**Your objective**
Only the number is needed: how many lines contain the word "which"?

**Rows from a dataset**
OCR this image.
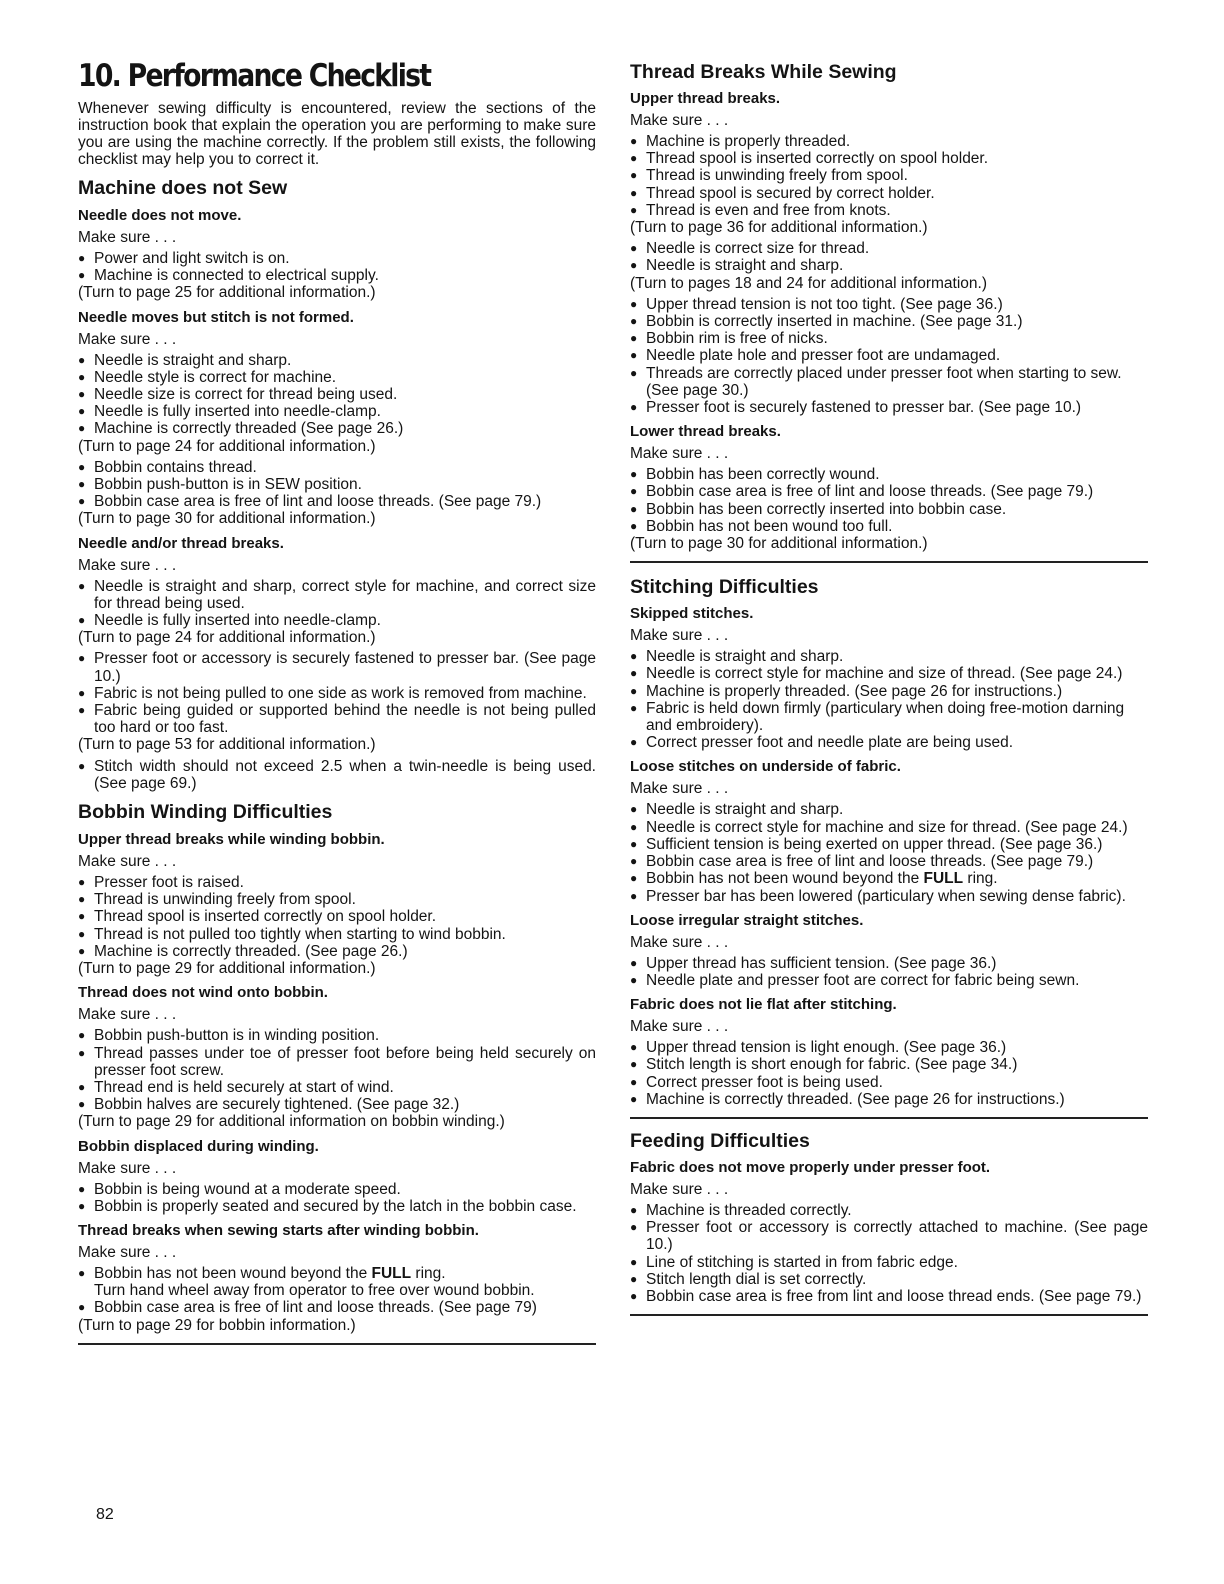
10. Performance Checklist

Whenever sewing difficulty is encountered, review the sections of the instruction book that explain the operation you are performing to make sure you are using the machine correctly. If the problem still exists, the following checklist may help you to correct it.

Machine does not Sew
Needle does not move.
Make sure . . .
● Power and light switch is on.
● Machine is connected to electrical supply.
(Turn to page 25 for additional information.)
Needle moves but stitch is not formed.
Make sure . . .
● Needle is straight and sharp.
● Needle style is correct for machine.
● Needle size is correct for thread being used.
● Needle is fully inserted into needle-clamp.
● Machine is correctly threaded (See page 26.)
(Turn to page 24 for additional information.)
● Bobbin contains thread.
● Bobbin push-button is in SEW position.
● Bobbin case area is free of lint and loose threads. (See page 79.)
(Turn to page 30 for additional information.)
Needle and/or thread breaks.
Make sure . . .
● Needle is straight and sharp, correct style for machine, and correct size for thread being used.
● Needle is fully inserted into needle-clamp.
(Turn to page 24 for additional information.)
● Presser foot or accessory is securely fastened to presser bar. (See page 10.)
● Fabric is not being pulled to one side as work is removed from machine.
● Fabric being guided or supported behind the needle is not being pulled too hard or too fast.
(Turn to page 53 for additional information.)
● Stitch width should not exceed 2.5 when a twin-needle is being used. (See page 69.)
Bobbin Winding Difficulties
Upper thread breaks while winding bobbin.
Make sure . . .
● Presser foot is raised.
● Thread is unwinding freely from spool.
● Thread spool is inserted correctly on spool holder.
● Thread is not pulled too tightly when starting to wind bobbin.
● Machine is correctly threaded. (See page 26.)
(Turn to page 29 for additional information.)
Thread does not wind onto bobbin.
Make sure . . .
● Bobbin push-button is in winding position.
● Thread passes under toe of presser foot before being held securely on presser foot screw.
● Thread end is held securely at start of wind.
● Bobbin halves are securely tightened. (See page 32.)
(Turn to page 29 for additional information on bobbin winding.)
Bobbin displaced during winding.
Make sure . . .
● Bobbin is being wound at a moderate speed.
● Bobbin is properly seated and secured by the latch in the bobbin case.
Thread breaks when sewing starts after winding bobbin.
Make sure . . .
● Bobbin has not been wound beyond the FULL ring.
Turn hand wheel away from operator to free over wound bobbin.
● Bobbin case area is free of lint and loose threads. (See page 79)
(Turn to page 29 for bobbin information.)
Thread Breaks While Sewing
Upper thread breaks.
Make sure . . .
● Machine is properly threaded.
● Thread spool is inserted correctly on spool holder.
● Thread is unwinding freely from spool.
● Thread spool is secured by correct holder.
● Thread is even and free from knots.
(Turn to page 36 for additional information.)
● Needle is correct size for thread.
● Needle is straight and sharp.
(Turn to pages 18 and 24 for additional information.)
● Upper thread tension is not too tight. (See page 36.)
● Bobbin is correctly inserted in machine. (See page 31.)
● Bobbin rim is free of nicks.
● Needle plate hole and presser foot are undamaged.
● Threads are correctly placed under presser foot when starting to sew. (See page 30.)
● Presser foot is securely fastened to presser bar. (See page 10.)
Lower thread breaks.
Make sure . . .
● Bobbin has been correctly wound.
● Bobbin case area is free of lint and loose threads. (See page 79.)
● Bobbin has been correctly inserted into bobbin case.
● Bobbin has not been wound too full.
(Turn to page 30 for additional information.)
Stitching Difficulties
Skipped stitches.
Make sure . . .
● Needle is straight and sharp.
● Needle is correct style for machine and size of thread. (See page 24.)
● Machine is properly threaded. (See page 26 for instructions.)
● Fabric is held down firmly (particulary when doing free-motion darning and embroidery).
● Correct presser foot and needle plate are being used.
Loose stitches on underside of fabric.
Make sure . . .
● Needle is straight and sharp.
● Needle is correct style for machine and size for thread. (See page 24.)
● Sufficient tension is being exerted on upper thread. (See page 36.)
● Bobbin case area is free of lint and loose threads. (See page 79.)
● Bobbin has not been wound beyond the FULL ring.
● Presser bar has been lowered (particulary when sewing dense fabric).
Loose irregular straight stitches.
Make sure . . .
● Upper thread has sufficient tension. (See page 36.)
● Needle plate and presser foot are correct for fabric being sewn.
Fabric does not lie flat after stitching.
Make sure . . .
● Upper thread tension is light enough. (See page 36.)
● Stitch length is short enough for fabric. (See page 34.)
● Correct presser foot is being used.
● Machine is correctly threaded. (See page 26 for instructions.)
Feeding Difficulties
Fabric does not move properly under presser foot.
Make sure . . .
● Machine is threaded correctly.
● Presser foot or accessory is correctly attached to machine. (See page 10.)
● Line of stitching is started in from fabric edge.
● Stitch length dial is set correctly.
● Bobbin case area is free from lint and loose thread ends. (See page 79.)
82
==
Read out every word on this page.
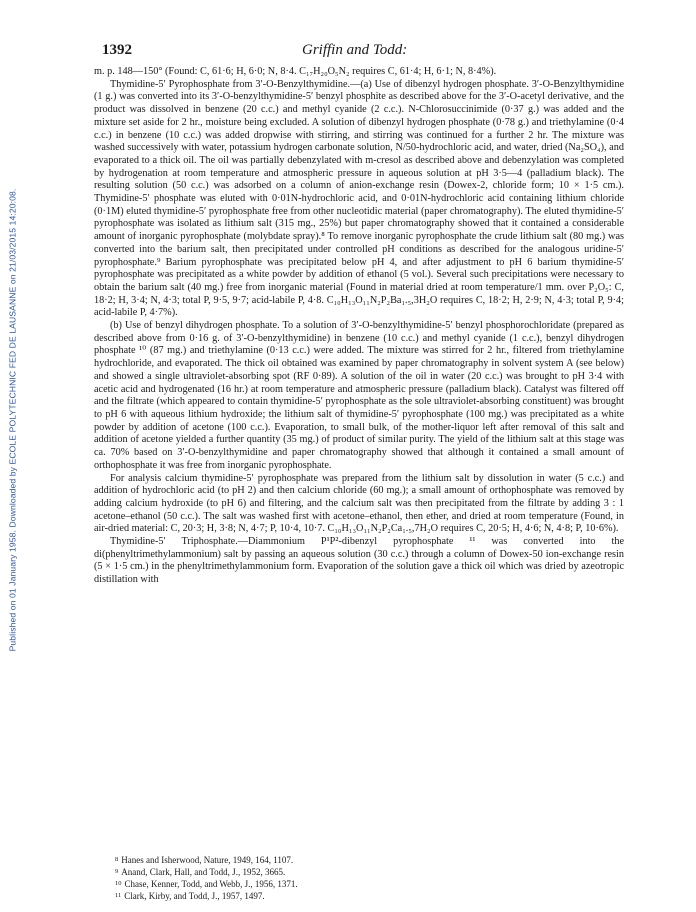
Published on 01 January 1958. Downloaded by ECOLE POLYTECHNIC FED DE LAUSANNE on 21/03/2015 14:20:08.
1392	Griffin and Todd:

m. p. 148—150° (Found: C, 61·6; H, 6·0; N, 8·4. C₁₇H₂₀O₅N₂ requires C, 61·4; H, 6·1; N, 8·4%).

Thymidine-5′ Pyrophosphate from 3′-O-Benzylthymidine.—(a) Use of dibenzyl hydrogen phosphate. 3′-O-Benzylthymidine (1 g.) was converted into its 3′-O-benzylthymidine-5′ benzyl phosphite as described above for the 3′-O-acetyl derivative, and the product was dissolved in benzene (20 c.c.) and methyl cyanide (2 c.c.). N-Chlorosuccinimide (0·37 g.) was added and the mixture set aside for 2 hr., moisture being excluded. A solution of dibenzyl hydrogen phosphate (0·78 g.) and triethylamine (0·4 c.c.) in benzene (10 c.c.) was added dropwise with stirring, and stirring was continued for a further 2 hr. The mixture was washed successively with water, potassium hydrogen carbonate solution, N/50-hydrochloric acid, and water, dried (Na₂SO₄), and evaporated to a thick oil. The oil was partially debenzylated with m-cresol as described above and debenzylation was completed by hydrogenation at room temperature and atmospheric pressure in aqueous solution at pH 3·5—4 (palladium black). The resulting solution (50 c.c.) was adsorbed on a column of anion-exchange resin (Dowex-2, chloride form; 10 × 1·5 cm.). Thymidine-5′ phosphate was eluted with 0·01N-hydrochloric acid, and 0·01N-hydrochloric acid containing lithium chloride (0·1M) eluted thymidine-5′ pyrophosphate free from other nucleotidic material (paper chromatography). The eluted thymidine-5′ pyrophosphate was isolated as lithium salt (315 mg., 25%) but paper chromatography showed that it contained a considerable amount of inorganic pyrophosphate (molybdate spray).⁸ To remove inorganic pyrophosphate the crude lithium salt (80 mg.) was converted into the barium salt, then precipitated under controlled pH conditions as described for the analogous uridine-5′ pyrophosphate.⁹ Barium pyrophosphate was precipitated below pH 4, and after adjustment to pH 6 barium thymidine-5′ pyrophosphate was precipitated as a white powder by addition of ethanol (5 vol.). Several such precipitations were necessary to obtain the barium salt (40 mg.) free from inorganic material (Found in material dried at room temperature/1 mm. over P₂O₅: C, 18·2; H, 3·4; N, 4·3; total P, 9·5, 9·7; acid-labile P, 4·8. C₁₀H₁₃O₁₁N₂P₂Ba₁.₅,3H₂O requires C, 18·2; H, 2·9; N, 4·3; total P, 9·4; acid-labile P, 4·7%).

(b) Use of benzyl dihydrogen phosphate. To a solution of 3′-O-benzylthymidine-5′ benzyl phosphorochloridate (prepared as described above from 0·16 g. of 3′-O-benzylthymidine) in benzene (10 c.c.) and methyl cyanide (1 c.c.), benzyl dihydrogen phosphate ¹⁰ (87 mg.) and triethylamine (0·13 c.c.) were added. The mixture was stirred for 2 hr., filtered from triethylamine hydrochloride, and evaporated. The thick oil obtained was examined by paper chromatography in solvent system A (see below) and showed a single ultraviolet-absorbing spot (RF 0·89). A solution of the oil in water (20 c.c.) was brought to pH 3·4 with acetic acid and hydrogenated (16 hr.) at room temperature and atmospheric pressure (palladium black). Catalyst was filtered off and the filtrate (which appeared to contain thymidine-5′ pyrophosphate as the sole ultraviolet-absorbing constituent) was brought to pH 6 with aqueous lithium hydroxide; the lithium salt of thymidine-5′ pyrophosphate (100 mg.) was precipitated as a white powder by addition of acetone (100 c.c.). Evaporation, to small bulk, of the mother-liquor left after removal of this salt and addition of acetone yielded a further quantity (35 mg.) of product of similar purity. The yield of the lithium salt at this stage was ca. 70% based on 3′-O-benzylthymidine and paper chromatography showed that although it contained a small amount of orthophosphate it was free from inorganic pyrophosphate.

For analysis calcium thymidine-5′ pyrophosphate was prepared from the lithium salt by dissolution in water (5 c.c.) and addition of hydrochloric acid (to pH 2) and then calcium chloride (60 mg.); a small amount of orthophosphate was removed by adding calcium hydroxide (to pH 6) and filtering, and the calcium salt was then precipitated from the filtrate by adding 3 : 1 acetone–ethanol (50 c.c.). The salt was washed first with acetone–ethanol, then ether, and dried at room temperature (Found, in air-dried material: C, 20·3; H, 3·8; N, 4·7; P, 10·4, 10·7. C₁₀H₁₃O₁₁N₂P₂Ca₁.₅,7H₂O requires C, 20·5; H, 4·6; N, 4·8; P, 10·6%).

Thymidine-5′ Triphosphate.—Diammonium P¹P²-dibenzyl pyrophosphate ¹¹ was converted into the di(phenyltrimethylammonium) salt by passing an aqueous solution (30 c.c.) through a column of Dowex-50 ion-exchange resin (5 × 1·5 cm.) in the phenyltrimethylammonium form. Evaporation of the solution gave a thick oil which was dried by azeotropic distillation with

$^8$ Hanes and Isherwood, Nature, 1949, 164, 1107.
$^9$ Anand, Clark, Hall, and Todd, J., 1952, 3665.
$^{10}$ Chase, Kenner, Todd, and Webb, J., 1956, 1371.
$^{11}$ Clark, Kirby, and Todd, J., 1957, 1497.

**Task output**
2